SOURCE TEXT
The government has been defending the move to keep a check on Nepalis leaving on visit visas, which has seen a worrying surge lately, making them vulnerable to various abuses in the future.

Experts in the field of women's rights and labour migration doubt that such measures would work to address the problem, given the country’s experience.

“The rule must have been proposed with the intention of protecting its citizens,” said Sharu Joshi Shrestha, a gender and labour migration expert. “But how can such a move be effective when we have an 1,800-km-long open border with India?”

Nepal shares a 1,850 km-long porous border with five Indian states. Indian routes have often been used by traffickers for smuggling Nepali women into the Gulf and east-Asian countries.

Every time, the state comes up with rules that restrict women’s movement, it seems to backfire. Unable to fly via the country’s lone international airport, due to a series of bans in the past, women have been compelled to take unsafe land routes.

Saved data entries
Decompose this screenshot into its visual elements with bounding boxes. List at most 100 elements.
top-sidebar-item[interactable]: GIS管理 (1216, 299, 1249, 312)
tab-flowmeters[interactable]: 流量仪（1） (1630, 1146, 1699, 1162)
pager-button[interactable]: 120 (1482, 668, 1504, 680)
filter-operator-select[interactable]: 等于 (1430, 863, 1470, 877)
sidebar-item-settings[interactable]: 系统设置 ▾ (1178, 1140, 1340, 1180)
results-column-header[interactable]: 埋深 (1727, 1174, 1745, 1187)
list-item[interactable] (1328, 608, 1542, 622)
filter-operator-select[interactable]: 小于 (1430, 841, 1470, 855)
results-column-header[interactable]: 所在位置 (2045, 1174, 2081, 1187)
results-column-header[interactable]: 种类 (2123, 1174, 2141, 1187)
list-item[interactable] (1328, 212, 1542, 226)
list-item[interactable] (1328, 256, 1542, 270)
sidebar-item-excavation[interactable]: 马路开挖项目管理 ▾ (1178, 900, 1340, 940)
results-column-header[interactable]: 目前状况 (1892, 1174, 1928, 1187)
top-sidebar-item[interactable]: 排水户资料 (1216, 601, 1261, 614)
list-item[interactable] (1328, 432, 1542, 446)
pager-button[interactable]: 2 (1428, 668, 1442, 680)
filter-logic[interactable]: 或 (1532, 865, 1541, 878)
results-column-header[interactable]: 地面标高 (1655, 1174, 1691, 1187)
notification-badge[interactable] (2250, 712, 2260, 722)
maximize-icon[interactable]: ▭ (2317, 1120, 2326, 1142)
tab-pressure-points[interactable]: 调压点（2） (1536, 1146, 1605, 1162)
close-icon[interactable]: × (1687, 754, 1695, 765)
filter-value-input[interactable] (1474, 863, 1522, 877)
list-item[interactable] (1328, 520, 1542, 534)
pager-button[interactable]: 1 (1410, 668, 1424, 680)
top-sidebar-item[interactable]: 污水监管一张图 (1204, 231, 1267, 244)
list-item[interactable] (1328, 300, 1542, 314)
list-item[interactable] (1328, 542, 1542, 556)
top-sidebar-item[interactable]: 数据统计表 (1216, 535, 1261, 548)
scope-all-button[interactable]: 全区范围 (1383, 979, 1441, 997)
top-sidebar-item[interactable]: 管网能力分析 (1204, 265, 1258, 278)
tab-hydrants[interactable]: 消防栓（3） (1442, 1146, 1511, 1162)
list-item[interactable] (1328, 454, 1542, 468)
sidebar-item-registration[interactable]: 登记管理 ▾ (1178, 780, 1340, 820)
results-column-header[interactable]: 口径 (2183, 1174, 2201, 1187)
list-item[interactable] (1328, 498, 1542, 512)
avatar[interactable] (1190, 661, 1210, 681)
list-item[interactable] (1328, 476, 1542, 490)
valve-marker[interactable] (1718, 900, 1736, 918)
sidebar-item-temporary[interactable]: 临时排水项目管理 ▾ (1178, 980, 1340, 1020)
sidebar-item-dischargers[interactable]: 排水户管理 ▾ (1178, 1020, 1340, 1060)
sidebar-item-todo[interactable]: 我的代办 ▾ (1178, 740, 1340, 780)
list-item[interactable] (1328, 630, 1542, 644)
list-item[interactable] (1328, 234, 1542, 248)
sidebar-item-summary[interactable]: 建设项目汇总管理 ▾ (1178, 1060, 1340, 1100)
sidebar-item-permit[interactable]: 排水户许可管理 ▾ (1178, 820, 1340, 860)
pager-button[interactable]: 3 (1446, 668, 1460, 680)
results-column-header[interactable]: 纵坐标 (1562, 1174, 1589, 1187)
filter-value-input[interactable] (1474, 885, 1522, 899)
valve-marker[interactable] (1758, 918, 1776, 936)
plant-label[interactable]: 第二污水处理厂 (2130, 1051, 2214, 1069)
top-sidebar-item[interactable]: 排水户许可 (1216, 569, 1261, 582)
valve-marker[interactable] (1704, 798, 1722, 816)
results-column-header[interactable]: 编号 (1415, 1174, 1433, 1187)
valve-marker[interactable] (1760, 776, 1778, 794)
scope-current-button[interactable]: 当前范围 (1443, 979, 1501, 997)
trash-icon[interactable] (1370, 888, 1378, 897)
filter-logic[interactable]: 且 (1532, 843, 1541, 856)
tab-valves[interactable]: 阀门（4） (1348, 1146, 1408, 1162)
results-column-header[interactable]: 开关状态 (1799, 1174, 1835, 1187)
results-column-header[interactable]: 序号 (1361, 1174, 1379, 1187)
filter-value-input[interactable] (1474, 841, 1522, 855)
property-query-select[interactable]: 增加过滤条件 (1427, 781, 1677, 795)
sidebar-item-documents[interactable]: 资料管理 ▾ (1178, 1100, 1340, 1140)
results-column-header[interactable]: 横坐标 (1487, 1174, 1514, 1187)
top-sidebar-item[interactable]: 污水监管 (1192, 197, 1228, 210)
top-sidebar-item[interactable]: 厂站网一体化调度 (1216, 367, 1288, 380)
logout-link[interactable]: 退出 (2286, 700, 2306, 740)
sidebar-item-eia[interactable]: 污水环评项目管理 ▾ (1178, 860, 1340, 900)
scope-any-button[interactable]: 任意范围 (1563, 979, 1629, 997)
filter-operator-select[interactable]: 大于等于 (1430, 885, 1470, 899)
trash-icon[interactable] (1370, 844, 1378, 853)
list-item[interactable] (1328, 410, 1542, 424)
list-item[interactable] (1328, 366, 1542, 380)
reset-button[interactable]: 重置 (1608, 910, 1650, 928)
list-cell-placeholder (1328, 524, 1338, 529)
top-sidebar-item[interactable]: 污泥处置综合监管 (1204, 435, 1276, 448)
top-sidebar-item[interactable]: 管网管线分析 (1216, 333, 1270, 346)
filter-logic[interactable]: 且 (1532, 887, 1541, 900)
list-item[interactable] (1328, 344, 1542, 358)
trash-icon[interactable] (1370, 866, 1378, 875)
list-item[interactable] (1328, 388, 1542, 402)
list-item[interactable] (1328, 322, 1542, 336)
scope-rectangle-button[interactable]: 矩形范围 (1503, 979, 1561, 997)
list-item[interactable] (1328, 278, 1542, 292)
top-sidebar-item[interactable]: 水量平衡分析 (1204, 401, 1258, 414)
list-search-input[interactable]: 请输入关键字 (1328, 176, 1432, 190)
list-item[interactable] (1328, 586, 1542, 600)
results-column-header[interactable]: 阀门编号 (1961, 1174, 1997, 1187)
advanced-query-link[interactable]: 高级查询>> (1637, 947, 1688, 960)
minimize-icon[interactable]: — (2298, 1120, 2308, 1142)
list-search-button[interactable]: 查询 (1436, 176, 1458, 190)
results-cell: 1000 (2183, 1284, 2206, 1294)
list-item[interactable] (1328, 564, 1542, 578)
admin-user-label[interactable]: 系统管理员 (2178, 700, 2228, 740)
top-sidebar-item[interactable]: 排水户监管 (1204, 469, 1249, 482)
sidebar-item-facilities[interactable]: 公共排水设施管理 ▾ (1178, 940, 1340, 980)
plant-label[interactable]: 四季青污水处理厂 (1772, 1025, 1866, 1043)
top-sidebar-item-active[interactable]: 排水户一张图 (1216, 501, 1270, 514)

WORK ORDER A
Translate this sentence from the migration passage into Spanish: "Nepal shares a 1,850 km-long porous border with five Indian states."
WORK ORDER B
Update the stretch of the migration passage from "Experts in the" through "the country’s experience.", putting "Specialists" in place of "Experts".
Rely only on the migration passage, not on the entries.

ANSWER A
Nepal comparte una frontera porosa de 1.850 km de longitud con cinco estados indios.

ANSWER B
Specialists in the field of women's rights and labour migration doubt that such measures would work to address the problem, given the country’s experience.